REQUIREMENTS: Pull out every line from the listing that has the word "über".

------ RECORDED INFORMATION

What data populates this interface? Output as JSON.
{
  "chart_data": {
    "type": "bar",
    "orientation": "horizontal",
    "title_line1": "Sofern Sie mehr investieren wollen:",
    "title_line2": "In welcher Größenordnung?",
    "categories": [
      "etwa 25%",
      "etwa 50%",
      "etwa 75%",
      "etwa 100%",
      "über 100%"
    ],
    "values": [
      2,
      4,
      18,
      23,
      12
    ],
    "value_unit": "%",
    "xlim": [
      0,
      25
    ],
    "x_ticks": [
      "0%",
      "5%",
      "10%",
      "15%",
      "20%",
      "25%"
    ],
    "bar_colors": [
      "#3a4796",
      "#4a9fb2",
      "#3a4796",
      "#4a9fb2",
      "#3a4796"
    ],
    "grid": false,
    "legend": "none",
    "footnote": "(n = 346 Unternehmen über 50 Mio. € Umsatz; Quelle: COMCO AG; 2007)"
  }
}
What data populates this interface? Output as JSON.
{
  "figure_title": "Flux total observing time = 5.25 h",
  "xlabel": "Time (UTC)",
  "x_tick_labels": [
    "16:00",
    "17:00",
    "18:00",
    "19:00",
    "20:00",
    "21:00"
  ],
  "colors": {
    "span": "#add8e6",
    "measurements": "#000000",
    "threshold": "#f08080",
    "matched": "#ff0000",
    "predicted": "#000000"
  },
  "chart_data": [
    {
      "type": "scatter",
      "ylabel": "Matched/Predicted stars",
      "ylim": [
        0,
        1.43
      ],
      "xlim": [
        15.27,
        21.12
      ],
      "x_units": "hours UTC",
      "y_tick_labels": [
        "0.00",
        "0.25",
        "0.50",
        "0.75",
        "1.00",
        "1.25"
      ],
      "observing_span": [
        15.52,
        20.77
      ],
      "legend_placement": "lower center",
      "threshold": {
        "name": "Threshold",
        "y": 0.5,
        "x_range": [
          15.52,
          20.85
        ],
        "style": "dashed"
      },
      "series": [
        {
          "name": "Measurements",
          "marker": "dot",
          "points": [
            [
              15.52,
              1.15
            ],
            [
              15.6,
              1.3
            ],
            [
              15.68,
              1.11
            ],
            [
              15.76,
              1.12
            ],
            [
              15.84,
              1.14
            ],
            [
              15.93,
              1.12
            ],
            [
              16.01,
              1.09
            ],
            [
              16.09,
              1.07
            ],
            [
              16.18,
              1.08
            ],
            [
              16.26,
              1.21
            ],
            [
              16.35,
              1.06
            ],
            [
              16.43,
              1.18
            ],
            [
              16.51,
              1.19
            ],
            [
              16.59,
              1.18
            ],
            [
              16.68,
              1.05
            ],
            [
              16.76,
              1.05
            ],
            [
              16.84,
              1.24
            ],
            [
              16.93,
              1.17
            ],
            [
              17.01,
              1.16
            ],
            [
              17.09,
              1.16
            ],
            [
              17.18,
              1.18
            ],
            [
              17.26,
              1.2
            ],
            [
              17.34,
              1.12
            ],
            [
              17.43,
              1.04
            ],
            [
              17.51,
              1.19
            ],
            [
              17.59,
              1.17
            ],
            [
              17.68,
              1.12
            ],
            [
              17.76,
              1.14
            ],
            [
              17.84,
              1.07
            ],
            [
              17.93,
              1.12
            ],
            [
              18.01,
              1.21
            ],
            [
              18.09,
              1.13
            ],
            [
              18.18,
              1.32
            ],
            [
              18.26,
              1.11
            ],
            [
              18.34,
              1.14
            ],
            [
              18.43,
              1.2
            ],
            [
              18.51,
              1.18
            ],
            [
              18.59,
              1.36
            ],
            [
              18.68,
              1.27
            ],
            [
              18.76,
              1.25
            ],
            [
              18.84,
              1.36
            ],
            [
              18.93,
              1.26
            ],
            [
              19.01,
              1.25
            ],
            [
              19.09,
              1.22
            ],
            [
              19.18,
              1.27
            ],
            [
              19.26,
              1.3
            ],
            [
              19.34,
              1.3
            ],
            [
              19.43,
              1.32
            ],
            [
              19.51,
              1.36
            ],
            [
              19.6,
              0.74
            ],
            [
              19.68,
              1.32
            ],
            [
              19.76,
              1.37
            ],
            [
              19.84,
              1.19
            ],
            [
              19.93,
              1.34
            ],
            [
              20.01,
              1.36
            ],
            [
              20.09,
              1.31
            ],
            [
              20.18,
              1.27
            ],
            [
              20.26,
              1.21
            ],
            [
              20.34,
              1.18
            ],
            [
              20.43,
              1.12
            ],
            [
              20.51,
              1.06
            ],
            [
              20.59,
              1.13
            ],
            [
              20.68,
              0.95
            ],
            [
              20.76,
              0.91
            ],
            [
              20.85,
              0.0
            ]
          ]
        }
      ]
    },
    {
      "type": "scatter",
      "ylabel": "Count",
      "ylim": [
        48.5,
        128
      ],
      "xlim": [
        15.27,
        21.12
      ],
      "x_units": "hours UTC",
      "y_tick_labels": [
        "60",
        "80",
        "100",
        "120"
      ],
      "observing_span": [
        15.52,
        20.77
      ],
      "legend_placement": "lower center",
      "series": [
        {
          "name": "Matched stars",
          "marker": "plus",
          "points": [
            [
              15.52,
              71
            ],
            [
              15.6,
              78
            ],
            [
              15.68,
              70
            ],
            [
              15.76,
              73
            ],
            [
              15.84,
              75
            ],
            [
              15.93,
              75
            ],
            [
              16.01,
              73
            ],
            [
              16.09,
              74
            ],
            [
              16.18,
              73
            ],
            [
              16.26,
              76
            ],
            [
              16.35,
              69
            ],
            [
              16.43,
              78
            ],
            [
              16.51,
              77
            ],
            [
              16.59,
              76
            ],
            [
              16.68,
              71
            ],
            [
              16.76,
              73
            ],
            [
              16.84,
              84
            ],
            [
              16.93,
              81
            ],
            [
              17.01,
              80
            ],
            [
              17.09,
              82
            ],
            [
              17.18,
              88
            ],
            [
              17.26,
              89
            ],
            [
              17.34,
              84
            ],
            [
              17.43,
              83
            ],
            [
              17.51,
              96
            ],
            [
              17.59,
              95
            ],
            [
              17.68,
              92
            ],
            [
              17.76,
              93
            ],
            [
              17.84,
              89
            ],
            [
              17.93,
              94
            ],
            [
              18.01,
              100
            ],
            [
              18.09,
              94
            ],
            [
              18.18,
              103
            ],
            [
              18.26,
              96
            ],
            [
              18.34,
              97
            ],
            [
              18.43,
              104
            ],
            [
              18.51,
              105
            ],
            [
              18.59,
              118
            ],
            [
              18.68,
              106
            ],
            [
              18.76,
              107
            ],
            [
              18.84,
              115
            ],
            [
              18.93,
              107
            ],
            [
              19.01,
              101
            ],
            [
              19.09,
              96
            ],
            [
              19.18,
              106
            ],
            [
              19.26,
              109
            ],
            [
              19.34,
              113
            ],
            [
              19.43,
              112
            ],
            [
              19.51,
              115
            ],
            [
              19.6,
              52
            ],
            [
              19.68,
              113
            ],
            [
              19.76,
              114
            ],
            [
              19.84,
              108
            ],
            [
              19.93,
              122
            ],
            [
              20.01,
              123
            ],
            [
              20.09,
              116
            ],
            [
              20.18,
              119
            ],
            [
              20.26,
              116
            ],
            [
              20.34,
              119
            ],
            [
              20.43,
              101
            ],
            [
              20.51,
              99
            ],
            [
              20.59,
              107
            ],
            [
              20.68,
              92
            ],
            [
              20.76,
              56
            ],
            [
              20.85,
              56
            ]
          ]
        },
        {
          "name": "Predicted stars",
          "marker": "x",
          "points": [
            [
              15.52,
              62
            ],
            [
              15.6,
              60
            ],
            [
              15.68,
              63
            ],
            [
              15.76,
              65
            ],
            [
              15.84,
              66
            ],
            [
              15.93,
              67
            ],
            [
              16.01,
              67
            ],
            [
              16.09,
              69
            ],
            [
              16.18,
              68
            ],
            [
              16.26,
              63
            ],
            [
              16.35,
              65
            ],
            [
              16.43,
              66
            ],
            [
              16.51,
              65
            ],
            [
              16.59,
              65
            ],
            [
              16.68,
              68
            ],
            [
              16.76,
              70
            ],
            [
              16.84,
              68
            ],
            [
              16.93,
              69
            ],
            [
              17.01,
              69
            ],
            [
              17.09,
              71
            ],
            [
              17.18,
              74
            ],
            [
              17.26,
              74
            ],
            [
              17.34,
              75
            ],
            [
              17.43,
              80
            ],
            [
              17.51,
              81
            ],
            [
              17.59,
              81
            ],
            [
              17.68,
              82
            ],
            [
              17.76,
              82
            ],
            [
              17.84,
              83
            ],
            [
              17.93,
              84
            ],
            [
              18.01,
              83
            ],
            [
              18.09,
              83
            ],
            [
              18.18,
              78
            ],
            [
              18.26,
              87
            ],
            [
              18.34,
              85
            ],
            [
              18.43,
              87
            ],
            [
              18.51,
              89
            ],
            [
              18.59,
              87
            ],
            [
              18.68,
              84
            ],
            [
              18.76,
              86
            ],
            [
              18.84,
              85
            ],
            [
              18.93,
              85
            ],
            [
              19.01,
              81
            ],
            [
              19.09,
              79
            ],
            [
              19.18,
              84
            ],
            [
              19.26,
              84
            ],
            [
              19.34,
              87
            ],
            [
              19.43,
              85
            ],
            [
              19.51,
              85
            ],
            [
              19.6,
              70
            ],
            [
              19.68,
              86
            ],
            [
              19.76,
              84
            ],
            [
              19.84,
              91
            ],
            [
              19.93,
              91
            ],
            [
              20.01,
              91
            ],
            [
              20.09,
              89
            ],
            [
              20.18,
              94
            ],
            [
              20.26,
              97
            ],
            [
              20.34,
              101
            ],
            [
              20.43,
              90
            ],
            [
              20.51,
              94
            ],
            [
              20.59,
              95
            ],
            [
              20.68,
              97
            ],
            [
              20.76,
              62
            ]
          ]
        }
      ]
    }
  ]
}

------------

WRITTEN SOLUTION:
      "über 100%"
    "footnote": "(n = 346 Unternehmen über 50 Mio. € Umsatz; Quelle: COMCO AG; 2007)"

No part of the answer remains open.